Write the next part of the article on bull selection for South Texas cow/calf producers, picking up after its last sentence.

» **Given text**:

——————

The importance of bull selection to South Texas cow/calf producers in rebuilding their herds has been fleshed out in a new publication by experts at the Texas A&M AgriLife Research and Extension Center at Corpus Christi and Texas A&M’s department of agricultural economics in College Station.
“Profitability of Beef Cattle Best Management Practices in South Texas: Improving Profitability with Genetically Superior Sires and Higher Breeding Ratios,” is the latest addition to Farm Assistance Focus, a series of cow/calf publications dating back to 2006.
“Most of these publications are relevant to other areas of the state even though they reference South Texas,” said Mac Young, a Texas A&M AgriLife Extension Service program specialist in Corpus Christi and one of four authors of the study.
Other authors of the study include Joe Paschal, AgriLife Extension livestock specialist, and Levi Russell, AgriLife Extension agricultural economist, both in Corpus Christi, and Steven Klose, AgriLife Extension economist in College Station.
“Cow/calf producers in South Texas and across the state have been rebuilding herds since 2014 and will probably continue doing so for the next three years or so,” Young said. “The rebuilding of herds is based on high market prices in 2014 and early 2015, and improved grazing conditions in late 2014 and 2015 in many parts of the state.”

——————

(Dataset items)

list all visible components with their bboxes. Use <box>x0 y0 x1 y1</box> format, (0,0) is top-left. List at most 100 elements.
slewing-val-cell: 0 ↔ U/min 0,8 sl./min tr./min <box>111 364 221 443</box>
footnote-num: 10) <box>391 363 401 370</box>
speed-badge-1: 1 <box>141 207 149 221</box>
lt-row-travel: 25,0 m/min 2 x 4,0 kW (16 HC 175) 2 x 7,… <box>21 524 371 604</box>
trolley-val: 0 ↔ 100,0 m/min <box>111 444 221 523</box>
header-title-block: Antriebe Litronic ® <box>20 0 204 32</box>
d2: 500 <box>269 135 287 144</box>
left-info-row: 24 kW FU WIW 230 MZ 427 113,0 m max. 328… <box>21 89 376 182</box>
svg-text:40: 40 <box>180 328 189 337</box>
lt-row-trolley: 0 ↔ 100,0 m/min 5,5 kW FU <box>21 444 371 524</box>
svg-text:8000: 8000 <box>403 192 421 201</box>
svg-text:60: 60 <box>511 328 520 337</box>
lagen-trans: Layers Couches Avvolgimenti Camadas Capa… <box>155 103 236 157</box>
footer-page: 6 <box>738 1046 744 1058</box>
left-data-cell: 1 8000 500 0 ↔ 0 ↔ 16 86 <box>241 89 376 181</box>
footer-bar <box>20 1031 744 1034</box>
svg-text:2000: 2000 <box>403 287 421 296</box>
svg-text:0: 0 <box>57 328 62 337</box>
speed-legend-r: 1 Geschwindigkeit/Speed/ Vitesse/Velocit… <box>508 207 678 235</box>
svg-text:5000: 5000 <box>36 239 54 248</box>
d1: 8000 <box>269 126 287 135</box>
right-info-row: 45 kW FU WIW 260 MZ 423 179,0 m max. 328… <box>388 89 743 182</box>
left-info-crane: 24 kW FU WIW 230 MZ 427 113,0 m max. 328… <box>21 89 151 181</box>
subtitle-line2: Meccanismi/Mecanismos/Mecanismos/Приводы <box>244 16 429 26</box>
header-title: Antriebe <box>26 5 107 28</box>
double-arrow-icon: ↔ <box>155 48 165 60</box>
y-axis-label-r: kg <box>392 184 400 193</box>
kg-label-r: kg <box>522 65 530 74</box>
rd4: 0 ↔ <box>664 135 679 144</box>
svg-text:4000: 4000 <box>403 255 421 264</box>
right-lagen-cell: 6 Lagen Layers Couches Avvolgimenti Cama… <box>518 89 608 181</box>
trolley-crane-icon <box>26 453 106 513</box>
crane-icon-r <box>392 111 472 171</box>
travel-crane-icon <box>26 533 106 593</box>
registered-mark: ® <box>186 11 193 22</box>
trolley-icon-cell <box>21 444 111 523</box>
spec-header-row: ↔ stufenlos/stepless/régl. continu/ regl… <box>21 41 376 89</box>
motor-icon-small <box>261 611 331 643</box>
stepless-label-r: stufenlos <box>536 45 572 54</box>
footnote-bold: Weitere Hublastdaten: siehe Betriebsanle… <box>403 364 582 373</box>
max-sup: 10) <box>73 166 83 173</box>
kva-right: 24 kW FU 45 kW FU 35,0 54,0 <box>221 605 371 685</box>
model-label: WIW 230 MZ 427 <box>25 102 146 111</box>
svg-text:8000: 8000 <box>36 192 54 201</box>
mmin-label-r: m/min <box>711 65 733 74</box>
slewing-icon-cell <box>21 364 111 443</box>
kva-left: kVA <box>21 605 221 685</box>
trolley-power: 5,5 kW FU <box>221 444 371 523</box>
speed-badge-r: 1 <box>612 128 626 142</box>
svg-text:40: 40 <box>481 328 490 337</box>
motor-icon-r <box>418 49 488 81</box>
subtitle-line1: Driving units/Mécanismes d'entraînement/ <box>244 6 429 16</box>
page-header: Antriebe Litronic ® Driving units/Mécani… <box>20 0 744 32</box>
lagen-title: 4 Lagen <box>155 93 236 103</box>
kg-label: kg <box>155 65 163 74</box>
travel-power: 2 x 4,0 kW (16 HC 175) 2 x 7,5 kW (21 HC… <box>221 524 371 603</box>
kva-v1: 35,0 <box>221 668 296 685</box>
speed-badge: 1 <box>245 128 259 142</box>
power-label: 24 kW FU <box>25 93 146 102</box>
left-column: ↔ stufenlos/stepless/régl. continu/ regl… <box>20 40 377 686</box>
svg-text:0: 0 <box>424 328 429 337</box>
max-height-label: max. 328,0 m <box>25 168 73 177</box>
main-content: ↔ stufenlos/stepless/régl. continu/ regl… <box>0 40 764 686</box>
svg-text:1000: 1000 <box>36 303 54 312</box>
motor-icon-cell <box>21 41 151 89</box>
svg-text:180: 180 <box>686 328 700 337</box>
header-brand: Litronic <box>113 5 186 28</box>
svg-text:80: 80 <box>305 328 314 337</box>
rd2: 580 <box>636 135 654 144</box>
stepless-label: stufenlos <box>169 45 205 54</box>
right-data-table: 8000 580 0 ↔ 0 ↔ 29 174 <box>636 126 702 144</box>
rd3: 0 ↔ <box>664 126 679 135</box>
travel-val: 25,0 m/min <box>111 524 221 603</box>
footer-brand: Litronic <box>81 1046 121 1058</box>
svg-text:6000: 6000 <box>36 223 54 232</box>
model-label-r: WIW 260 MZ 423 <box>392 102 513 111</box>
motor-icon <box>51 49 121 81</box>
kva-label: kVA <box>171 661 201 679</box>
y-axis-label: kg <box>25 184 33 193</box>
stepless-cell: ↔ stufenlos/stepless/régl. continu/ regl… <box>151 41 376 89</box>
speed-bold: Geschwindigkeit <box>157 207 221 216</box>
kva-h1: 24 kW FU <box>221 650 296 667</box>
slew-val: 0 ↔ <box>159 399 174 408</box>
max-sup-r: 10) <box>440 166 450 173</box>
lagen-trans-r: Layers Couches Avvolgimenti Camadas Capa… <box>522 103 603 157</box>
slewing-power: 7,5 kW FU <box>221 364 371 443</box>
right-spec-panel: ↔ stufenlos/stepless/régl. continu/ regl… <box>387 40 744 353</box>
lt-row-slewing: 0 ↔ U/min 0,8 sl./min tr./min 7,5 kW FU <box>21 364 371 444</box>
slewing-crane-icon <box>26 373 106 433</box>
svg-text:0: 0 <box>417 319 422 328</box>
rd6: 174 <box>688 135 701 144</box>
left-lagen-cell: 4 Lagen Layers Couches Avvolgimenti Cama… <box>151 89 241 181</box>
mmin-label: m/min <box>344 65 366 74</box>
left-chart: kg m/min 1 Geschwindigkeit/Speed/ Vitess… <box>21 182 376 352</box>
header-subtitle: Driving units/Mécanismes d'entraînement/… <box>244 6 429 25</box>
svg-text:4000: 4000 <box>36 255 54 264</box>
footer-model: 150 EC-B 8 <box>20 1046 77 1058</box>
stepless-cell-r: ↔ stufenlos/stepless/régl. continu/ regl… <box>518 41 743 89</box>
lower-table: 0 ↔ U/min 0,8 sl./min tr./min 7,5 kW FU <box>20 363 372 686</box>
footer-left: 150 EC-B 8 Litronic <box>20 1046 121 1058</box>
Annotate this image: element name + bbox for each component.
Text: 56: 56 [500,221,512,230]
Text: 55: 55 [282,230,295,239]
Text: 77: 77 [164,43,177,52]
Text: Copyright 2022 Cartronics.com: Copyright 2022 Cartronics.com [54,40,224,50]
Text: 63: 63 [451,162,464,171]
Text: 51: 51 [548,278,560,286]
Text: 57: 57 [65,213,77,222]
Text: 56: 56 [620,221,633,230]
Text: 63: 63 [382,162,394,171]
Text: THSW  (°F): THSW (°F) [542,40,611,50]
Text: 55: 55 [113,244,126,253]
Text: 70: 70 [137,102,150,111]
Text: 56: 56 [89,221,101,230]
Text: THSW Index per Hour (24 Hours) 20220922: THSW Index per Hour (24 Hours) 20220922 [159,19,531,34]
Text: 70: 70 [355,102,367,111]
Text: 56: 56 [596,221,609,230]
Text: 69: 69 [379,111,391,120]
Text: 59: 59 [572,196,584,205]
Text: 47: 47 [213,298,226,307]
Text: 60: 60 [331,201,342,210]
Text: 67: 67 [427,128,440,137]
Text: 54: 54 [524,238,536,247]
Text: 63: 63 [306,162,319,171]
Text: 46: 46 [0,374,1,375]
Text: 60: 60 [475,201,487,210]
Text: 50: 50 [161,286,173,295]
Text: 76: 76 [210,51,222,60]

——————

» **Answer to this problem**:
Based on detailed economic analyses, this most recent study concludes that bull selection can have “a major impact on herd performance and bottom-line profits. Bulls should be more than cow fresheners, used only to produce an average performing calf crop. Higher prices for better quality genetics will normally be returned from higher returns from calf sales.”
The study notes that many beef producers often use price as their primary criteria in selecting a breeding bull in an attempt to control costs. But they fail to consider “the value of the proven genetics in the higher-priced bull.”
But it is not enough to just use genetically superior bulls, Young said.
“Those superior bulls need to breed as many cows as possible to maximize the impact of his genetics in the cowherd and profitability,” he said. “Increasing the breeding ratio – number of cows bred to a bull or bull-to-cow ratio — assists in offsetting the additional cost of the genetically superior herd sire.”
The study illustrates the financial implications of genetically superior bull selection and an increased breeding ratio on herd performance and profitability of South Texas ranching operations.
“Not only are the calves of higher quality, heavier and more uniform, and more desirable to the buyer who is willing to pay more, the replacement females from these genetically superior bulls will improve the genetics of the cow herd,” the study states.
The study uses 2016 as the base year for a 10-year analysis of a representative ranch, and projections are carried through 2025.
The issue of bull selection will be presented at the 2016 Ag Symposium at the Corpus Christi center on April 19, Young said. He will also likely be presenting the topic at county programs throughout the year.